*Actividad A*:
Según el texto sobre San Damián, ¿en un espacio de qué se convertiría el lugar de piedras rotas? Nombra cada una de esas cosas.
*Actividad B*:
Repite el fragmento del texto sobre San Damián que empieza en "Casi nunca vemos" y termina en "alabarían a Dios.".

*Texto*:

###

Casi nunca vemos el futuro escondido en un trabajo fiel.
La profecía cantada en San Damián
Mientras trabajaba en San Damián, una antigua tradición cuenta que Francisco anunciaba en francés que mujeres santas vivirían allí y alabarían a Dios.
Años después, Clara de Asís y sus primeras compañeras harían de la iglesia reconstruida su hogar. El lugar de piedras rotas se convertiría en un espacio de oración, valentía y fraternidad femenina.
Esa parte de la historia todavía llegará. Por ahora, basta percibir algo hermoso: Francisco levantaba paredes para personas que aún no conocía.
Servir consiste muchas veces en preparar un lugar para la llegada de alguien.

###

Entradas de datos guardadas
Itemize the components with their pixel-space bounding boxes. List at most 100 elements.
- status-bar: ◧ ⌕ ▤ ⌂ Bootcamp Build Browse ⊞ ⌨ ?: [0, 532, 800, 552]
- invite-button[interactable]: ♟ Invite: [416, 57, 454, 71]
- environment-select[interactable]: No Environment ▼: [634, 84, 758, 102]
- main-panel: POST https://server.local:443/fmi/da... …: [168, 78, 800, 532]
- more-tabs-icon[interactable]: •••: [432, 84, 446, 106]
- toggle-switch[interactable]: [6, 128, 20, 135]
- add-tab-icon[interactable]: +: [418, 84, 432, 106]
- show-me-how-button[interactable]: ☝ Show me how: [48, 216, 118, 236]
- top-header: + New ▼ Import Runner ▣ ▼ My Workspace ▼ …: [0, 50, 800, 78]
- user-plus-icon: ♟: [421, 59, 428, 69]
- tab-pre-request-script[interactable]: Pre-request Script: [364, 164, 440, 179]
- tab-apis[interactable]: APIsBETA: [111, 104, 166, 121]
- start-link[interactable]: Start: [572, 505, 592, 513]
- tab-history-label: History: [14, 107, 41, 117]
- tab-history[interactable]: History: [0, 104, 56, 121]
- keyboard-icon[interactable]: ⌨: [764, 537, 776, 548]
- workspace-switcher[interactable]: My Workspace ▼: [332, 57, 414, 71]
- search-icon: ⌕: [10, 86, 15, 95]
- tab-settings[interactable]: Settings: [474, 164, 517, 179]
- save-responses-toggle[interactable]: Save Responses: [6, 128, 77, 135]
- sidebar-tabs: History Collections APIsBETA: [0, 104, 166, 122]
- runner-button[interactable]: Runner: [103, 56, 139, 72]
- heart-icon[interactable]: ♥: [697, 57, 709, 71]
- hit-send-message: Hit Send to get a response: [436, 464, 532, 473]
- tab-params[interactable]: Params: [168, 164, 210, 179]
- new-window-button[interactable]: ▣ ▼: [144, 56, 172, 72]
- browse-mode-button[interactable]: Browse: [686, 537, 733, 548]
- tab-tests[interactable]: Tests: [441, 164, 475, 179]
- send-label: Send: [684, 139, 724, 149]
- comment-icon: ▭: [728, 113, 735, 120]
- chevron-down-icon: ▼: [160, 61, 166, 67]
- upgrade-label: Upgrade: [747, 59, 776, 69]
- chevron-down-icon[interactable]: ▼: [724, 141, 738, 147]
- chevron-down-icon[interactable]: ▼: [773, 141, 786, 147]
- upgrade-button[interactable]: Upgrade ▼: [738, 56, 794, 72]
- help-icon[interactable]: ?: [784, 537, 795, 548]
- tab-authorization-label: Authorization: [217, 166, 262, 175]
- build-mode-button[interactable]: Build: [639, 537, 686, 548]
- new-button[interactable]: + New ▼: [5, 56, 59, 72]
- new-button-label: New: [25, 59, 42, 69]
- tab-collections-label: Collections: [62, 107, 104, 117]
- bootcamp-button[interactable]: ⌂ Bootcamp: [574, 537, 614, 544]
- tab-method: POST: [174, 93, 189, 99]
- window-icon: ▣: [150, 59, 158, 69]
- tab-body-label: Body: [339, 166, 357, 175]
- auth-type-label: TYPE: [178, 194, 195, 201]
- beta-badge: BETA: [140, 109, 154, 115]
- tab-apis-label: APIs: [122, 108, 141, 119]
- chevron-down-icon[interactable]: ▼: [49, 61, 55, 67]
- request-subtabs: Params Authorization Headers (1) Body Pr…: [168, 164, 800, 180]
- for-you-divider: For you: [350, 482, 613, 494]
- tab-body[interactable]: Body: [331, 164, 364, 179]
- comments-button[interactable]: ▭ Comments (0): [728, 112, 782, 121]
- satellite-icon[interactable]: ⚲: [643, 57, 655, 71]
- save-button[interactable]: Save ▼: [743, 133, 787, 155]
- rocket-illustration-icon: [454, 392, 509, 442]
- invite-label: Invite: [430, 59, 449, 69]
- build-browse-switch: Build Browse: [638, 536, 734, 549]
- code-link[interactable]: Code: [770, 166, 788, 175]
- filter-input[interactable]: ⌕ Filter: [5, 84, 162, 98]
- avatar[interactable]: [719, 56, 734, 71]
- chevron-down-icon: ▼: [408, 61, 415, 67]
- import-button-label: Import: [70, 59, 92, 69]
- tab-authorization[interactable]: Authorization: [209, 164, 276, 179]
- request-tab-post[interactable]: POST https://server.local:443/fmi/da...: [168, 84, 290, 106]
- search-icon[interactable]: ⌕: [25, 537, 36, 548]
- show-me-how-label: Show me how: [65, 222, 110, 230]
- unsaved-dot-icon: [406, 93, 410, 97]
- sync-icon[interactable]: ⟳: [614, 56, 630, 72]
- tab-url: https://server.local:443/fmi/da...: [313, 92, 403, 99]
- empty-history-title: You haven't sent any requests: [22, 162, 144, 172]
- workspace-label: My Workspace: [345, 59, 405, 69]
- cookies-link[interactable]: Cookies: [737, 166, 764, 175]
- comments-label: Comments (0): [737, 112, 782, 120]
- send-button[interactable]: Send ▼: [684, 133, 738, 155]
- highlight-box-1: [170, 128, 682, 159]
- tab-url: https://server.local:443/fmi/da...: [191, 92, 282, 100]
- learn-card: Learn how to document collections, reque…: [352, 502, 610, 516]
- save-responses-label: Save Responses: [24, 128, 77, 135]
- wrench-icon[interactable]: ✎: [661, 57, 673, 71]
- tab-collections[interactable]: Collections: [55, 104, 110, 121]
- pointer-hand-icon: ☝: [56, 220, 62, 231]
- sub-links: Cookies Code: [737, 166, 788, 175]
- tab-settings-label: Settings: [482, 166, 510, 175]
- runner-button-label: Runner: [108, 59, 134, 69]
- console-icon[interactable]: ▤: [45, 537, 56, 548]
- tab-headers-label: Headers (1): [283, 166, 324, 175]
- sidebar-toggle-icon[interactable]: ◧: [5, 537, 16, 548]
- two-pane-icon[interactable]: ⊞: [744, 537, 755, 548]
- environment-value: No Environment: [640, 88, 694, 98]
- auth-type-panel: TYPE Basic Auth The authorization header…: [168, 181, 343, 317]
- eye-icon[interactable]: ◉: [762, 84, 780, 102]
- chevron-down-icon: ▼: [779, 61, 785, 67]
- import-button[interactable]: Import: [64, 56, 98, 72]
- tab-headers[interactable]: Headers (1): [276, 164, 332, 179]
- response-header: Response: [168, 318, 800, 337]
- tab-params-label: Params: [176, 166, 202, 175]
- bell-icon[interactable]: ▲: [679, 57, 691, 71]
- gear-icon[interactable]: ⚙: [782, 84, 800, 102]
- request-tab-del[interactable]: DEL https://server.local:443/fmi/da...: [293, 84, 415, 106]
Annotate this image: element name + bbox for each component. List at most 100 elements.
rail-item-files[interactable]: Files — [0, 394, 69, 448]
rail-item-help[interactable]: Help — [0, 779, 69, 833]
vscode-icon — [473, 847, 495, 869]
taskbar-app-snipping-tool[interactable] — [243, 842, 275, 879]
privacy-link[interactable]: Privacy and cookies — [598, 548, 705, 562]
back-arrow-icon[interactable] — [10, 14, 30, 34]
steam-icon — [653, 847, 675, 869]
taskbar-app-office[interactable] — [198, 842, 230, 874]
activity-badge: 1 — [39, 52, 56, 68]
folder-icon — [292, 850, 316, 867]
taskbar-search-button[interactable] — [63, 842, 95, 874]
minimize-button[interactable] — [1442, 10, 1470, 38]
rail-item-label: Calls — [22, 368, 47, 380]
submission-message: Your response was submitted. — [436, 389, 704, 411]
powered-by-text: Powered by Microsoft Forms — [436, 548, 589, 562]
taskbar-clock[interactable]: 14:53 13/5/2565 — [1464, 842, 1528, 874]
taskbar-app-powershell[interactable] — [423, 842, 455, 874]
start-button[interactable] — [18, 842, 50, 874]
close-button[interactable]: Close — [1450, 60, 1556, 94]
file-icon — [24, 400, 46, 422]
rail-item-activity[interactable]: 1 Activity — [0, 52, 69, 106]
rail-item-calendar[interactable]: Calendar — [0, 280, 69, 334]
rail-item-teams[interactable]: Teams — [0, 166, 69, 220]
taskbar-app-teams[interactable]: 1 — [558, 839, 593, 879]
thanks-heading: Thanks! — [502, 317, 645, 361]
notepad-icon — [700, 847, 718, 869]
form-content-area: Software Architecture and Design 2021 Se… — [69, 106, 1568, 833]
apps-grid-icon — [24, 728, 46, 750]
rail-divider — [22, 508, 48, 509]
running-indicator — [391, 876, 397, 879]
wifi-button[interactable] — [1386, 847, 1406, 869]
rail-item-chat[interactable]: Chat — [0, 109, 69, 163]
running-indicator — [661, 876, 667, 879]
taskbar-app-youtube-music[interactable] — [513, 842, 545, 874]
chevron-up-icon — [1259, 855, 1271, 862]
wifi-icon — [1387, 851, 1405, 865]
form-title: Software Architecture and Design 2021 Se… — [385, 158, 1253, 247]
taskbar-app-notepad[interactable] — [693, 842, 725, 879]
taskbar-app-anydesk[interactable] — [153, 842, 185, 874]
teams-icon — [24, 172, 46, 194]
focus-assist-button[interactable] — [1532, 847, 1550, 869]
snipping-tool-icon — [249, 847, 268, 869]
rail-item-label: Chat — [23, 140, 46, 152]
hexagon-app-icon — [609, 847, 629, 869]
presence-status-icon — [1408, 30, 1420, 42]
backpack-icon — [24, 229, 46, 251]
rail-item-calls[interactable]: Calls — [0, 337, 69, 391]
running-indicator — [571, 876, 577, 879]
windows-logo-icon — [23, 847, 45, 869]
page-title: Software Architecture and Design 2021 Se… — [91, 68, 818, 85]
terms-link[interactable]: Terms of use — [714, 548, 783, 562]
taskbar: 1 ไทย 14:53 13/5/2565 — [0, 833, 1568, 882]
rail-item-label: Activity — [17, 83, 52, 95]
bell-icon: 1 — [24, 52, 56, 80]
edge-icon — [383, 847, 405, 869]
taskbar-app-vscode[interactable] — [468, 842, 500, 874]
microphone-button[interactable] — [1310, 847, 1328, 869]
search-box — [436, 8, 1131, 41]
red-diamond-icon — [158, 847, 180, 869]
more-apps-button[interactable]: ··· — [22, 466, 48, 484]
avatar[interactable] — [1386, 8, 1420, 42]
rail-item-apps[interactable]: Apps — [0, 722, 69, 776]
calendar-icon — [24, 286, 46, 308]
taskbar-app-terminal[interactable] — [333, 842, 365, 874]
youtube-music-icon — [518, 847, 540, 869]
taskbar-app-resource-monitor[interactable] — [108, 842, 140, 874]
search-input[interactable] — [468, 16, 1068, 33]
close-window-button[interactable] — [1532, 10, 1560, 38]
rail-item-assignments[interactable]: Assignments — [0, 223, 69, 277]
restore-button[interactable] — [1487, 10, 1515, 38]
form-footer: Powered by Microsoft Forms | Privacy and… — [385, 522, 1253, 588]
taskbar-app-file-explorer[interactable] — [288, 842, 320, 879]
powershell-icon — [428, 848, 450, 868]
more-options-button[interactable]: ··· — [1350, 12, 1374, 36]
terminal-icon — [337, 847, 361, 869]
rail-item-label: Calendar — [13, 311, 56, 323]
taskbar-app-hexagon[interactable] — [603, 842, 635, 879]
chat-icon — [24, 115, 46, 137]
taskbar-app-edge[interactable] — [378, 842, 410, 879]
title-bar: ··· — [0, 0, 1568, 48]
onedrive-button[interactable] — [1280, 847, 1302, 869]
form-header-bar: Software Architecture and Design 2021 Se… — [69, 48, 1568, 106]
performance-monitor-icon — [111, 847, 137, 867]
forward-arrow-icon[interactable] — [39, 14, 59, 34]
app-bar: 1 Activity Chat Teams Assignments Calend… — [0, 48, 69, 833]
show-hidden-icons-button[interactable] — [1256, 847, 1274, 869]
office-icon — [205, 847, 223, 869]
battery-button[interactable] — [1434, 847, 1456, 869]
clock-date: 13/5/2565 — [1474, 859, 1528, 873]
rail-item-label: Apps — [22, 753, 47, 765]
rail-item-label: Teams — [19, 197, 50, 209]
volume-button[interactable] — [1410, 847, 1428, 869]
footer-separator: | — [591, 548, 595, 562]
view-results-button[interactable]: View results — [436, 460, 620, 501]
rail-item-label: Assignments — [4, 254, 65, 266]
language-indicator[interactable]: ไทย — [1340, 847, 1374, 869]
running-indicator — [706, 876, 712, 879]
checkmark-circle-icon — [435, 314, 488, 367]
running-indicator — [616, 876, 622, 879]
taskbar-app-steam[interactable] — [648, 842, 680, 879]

###

*Espacio de respuesta A*:
Oración, valentía y fraternidad femenina.

*Espacio de respuesta B*:
Casi nunca vemos el futuro escondido en un trabajo fiel.
La profecía cantada en San Damián
Mientras trabajaba en San Damián, una antigua tradición cuenta que Francisco anunciaba en francés que mujeres santas vivirían allí y alabarían a Dios.